Collected data
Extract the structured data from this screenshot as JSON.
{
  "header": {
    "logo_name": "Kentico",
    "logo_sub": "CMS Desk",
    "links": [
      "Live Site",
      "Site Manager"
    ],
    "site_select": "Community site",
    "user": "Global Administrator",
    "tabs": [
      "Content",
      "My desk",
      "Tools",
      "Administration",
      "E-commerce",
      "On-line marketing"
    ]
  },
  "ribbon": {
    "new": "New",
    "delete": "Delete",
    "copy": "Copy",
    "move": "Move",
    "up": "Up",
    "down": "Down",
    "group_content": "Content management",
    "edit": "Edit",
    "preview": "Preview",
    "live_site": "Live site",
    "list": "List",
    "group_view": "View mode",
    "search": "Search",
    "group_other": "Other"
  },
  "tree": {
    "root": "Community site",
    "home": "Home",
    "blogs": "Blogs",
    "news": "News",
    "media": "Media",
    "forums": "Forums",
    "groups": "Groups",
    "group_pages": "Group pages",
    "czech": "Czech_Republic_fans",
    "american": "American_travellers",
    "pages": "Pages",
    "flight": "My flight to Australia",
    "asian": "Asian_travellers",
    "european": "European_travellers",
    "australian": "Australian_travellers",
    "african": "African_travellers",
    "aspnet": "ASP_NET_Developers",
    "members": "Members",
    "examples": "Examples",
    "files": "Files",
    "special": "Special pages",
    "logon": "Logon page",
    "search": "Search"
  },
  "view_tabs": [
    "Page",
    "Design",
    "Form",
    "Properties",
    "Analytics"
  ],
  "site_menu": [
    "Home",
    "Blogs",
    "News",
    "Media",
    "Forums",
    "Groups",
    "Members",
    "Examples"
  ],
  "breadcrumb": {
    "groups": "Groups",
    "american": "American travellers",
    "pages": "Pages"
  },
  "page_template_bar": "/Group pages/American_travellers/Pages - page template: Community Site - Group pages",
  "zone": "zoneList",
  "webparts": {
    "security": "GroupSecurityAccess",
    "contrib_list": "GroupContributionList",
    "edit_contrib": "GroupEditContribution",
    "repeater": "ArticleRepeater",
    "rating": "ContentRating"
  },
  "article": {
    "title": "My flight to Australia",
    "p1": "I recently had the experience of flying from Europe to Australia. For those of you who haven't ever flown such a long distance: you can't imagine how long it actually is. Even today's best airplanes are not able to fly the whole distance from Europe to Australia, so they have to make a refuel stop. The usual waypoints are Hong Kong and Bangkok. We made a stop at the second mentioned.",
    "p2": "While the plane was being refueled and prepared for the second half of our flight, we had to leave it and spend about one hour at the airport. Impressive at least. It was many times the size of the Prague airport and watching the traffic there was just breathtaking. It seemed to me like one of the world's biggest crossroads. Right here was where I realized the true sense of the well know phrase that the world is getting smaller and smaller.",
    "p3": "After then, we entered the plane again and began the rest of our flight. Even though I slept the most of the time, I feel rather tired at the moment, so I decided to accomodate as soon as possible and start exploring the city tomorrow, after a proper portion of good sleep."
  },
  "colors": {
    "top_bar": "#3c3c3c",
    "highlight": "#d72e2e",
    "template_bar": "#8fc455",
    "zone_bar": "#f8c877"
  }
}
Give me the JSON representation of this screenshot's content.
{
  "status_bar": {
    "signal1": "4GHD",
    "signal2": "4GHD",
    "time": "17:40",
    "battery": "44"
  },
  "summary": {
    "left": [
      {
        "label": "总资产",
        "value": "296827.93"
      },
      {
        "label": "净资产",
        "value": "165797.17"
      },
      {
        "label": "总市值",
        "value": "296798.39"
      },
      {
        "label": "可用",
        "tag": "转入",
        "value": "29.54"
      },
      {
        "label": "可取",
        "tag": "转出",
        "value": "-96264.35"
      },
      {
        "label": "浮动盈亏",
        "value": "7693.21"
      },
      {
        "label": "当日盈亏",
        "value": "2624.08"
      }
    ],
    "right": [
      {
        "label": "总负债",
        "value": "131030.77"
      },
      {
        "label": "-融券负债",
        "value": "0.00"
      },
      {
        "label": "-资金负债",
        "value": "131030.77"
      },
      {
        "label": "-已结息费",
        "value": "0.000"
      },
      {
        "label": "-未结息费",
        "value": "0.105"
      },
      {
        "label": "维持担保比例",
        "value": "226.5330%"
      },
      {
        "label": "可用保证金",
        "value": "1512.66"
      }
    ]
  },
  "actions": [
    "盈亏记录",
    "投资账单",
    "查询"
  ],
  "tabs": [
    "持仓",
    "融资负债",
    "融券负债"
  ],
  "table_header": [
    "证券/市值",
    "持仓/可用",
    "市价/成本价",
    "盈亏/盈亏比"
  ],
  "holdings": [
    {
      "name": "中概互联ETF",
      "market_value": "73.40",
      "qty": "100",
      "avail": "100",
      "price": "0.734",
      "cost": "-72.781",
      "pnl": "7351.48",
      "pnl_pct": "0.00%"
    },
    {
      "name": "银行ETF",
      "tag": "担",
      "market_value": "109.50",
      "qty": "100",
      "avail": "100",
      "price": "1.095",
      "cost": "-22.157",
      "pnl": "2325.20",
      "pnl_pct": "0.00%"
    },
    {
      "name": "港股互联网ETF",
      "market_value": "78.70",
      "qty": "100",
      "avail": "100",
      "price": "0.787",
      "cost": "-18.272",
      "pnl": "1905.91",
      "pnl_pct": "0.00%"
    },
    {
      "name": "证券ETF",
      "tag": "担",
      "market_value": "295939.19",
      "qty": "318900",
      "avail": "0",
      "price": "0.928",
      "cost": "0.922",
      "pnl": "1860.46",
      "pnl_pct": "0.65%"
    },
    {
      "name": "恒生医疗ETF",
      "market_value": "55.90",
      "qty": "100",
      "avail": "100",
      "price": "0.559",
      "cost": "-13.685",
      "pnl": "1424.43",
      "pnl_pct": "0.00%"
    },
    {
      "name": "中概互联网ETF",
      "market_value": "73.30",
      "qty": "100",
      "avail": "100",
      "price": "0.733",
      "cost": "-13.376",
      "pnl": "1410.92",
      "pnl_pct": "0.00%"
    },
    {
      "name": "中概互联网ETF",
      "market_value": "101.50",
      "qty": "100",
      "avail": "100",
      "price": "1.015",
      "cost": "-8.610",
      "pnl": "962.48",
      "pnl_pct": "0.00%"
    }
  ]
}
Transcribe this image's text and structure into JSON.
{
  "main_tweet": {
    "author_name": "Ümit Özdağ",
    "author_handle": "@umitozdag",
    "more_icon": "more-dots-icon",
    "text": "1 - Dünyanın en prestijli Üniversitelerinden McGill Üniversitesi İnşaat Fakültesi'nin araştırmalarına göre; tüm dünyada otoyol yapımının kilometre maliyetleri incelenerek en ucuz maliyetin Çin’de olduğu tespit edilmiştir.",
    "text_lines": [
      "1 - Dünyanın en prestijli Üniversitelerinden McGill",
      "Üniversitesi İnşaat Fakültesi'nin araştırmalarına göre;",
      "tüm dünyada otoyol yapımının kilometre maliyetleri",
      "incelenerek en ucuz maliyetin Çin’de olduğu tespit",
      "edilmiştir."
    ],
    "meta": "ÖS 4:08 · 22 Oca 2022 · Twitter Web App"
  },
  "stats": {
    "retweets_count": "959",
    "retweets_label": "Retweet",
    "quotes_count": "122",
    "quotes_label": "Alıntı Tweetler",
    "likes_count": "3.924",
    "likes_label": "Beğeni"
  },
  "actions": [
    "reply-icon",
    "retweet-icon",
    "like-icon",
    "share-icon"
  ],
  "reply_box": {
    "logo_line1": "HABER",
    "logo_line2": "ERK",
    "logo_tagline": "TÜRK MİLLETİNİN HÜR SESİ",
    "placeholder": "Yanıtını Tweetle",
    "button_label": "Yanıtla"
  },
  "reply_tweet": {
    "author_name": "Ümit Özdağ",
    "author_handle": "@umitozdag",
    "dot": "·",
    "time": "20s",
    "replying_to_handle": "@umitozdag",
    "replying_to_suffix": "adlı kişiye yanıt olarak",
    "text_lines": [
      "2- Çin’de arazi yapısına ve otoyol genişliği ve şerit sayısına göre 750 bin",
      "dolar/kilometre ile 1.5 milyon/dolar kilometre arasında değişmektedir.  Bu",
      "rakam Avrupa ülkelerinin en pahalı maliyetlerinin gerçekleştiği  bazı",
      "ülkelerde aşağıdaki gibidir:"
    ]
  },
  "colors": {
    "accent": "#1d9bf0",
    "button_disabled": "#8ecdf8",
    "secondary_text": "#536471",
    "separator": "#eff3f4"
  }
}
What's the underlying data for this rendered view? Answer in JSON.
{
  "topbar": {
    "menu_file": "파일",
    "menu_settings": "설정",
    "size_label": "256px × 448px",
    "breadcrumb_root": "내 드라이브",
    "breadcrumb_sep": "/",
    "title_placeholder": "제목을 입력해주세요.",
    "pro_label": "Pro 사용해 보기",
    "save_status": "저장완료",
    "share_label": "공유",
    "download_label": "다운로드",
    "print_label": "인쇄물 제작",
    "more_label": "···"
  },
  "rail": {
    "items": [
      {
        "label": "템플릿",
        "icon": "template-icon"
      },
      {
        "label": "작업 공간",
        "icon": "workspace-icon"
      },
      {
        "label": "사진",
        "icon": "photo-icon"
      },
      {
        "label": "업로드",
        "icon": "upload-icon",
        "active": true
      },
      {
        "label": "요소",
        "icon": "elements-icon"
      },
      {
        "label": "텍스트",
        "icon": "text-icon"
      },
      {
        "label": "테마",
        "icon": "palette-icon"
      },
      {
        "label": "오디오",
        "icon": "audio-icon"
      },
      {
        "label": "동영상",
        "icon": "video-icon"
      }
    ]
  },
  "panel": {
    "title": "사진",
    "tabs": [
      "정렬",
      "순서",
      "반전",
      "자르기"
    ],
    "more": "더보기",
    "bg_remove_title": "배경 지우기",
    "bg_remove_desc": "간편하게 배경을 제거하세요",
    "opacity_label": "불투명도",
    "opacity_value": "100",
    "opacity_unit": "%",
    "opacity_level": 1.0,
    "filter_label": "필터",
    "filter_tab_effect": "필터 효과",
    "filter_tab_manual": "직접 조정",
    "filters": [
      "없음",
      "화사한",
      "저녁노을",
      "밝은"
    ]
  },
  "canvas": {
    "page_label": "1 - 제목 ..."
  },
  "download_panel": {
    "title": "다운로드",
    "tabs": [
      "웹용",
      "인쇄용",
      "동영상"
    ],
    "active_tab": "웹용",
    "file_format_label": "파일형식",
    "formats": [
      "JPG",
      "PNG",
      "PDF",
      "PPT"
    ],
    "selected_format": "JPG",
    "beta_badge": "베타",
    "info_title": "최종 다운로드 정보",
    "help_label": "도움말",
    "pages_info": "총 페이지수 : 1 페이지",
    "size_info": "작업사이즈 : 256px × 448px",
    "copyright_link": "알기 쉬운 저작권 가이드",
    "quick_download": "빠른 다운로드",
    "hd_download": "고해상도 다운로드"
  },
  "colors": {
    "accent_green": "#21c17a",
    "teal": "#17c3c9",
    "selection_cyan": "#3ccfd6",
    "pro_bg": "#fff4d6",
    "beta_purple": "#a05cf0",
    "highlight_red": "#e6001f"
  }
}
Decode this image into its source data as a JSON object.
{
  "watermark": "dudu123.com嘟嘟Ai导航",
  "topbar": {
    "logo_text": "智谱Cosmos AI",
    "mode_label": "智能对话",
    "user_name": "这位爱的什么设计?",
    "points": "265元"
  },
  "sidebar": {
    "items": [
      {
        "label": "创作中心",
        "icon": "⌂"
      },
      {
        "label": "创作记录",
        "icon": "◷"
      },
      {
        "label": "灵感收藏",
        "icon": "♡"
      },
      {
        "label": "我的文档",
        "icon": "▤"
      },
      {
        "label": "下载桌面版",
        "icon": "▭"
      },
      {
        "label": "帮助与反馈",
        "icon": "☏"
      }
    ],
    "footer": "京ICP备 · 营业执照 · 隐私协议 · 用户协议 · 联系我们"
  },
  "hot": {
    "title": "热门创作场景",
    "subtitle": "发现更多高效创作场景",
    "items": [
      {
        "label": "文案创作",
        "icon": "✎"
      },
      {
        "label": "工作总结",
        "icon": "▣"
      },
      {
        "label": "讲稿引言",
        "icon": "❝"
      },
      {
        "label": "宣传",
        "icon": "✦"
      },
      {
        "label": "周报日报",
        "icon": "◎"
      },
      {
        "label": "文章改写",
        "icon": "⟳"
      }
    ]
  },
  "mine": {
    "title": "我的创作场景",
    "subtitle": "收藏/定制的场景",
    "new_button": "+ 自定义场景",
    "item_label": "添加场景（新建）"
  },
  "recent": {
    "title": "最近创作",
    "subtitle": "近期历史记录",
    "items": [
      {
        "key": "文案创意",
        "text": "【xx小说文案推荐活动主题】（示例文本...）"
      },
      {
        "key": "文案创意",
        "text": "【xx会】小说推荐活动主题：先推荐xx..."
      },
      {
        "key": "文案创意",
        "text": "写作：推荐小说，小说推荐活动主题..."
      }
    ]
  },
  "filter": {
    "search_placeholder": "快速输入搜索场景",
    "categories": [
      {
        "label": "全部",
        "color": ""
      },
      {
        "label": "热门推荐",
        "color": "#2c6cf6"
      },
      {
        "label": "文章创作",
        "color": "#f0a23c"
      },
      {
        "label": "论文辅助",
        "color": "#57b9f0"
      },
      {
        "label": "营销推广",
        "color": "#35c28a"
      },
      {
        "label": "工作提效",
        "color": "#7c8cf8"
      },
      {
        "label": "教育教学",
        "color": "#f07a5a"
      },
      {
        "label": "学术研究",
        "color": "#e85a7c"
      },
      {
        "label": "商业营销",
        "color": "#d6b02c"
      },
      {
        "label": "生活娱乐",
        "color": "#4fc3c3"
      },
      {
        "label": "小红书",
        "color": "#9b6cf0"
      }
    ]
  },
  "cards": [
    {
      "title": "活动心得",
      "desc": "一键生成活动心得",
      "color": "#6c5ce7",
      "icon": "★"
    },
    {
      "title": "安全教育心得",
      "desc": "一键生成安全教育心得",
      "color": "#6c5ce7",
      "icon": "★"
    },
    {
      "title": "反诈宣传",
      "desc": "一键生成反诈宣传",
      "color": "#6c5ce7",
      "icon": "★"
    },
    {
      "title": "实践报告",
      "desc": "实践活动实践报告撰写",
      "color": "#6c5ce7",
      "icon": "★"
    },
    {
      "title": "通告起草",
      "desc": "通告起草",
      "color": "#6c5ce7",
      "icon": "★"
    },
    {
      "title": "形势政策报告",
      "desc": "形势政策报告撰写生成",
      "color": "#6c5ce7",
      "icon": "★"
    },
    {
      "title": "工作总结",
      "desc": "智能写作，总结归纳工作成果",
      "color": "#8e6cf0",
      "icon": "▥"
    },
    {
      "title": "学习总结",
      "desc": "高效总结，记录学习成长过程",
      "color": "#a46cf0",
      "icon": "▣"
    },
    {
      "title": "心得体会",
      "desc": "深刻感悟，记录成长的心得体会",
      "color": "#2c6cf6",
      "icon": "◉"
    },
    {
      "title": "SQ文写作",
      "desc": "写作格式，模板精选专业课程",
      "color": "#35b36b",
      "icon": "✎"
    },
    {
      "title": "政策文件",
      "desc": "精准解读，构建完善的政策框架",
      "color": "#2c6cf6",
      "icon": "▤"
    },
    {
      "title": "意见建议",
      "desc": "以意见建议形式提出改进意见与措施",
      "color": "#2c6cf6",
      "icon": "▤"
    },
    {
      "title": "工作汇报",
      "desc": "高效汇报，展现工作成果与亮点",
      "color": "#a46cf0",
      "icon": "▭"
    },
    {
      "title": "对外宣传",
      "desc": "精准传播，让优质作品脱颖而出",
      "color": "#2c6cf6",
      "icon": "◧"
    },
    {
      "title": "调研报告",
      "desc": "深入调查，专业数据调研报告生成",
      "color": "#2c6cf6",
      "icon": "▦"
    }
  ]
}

#### The request
Copy each line of the entries that includes the word "McGill".

#### Problem solution
    "text": "1 - Dünyanın en prestijli Üniversitelerinden McGill Üniversitesi İnşaat Fakültesi'nin araştırmalarına göre; tüm dünyada otoyol yapımının kilometre maliyetleri incelenerek en ucuz maliyetin Çin’de olduğu tespit edilmiştir.",
      "1 - Dünyanın en prestijli Üniversitelerinden McGill",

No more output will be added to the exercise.